▶ **Exercise goal**
Where a line in the listing contains the string "Льготы", copy that line out.

Lines of data:
::::

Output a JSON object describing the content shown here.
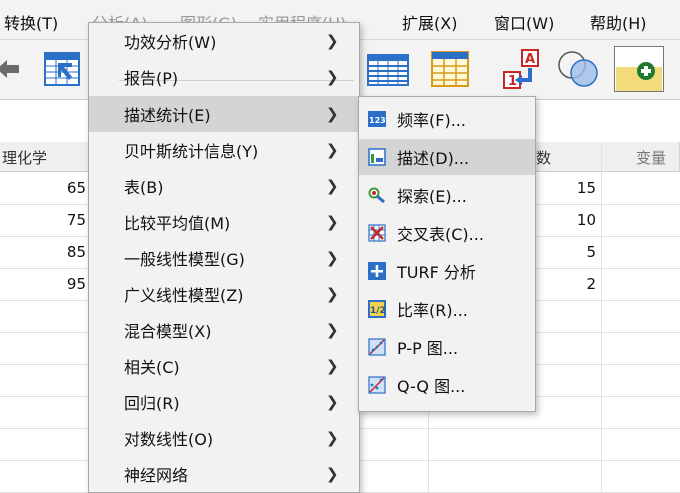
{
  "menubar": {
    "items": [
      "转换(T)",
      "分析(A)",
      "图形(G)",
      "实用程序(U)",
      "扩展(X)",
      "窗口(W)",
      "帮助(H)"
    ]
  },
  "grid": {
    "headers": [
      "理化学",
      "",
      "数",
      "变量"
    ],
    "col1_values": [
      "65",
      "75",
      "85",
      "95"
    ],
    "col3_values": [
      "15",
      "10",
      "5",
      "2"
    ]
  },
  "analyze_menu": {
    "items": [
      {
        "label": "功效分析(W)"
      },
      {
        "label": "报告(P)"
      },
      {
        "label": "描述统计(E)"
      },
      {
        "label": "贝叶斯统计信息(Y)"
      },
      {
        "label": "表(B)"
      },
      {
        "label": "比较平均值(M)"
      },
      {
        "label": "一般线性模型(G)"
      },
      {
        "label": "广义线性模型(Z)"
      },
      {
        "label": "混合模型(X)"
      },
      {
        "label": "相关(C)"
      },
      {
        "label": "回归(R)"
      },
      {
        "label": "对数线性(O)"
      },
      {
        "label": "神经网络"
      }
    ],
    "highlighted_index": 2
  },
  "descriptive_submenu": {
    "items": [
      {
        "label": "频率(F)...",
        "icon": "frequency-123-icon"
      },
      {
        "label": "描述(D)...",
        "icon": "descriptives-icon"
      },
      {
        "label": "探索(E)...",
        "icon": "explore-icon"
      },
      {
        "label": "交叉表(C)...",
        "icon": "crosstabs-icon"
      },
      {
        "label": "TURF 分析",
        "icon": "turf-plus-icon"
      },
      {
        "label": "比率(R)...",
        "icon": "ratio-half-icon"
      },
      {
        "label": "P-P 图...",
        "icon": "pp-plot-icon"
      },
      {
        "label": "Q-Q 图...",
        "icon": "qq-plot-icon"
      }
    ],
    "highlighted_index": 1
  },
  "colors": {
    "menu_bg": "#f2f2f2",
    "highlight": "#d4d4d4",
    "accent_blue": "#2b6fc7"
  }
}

::::

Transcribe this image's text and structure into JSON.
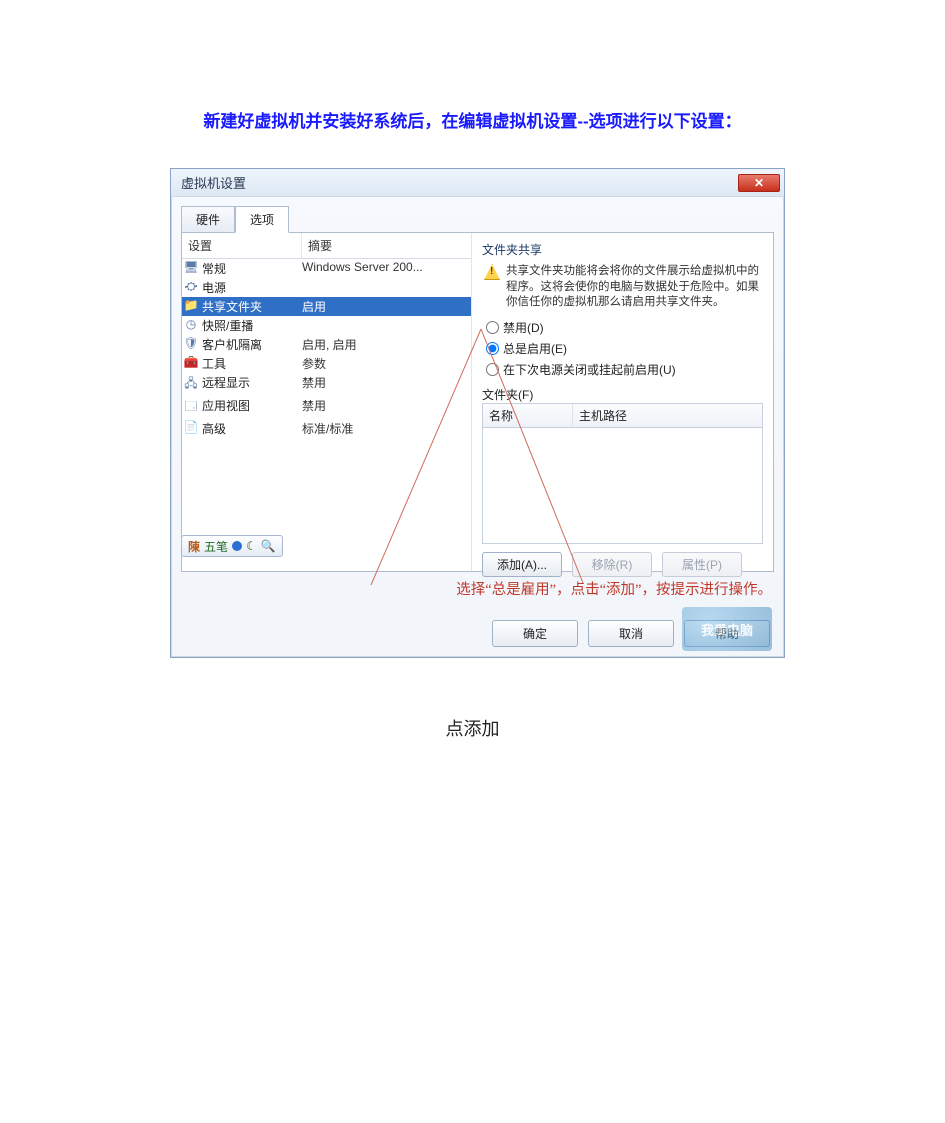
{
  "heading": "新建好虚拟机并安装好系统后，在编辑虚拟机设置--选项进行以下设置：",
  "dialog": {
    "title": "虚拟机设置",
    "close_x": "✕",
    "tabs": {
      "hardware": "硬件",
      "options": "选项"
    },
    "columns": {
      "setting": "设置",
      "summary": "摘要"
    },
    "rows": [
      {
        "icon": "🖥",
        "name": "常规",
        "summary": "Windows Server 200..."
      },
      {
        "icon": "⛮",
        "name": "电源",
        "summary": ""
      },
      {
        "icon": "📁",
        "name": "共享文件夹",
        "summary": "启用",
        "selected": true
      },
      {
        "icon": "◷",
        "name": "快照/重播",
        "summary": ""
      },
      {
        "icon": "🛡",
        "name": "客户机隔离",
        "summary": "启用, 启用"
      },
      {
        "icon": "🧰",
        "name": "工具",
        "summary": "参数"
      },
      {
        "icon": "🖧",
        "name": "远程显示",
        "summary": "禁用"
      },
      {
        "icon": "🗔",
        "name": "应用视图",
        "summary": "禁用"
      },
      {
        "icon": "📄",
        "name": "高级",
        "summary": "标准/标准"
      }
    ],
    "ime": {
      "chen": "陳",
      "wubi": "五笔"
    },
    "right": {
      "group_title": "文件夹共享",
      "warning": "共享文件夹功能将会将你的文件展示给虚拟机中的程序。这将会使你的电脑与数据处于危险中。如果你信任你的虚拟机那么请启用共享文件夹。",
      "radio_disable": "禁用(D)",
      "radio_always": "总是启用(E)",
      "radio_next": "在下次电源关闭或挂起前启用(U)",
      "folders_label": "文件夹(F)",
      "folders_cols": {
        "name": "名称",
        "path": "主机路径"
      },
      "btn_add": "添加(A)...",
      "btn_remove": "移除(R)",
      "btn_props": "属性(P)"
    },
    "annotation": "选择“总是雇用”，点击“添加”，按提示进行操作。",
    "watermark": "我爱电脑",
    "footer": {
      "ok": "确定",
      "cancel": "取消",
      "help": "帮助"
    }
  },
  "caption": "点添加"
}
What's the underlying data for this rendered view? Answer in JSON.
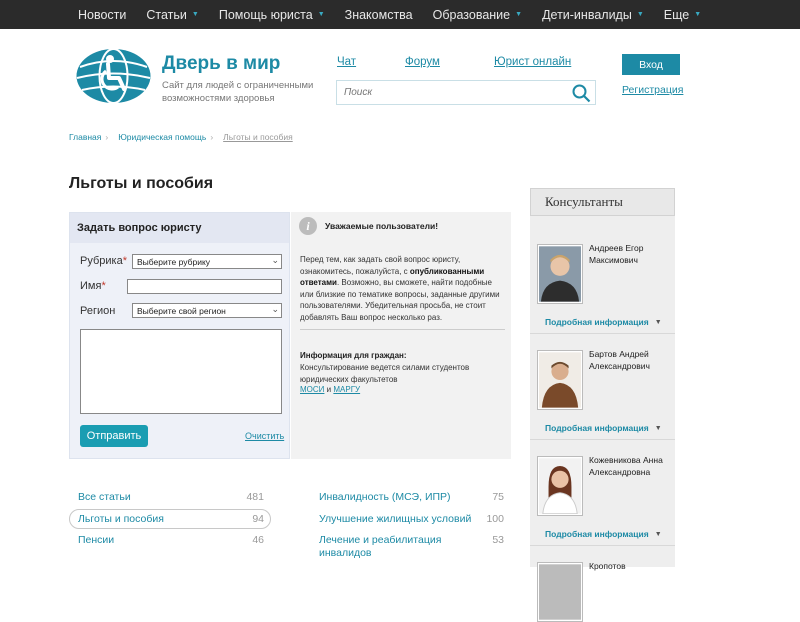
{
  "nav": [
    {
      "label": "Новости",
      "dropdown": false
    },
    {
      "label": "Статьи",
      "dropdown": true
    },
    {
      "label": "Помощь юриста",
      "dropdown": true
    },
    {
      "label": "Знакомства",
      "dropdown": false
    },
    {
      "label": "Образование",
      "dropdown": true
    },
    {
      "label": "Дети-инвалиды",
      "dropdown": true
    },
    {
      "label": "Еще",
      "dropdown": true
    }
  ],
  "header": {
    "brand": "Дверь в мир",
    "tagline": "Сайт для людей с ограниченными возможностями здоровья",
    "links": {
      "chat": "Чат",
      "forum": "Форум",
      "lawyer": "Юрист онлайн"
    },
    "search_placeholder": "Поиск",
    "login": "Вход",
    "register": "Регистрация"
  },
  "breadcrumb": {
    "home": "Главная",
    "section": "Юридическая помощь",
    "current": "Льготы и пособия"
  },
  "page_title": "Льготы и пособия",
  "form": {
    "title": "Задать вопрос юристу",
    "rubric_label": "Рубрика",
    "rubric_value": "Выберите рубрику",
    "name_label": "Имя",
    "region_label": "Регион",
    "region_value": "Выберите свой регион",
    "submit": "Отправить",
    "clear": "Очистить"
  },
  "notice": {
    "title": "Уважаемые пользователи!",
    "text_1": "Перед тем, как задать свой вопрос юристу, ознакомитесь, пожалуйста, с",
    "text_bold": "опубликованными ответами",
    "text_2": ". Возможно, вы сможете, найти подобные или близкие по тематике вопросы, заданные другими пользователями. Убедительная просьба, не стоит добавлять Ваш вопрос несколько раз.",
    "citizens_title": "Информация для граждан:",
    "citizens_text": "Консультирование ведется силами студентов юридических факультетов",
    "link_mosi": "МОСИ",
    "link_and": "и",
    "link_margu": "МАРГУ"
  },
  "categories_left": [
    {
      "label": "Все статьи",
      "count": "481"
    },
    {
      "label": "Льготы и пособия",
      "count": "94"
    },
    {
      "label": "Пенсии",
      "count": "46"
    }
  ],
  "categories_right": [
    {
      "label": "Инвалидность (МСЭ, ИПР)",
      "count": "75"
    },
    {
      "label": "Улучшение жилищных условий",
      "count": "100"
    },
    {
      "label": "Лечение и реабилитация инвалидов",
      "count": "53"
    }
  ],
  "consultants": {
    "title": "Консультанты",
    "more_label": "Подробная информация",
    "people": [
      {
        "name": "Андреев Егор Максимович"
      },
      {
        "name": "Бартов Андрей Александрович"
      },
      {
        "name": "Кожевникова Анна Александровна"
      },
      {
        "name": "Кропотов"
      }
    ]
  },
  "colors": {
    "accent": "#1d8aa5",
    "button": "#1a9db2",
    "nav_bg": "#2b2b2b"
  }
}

::::

▶ **Answer to the task**
    "current": "Льготы и пособия"
  "page_title": "Льготы и пособия",
      "label": "Льготы и пособия",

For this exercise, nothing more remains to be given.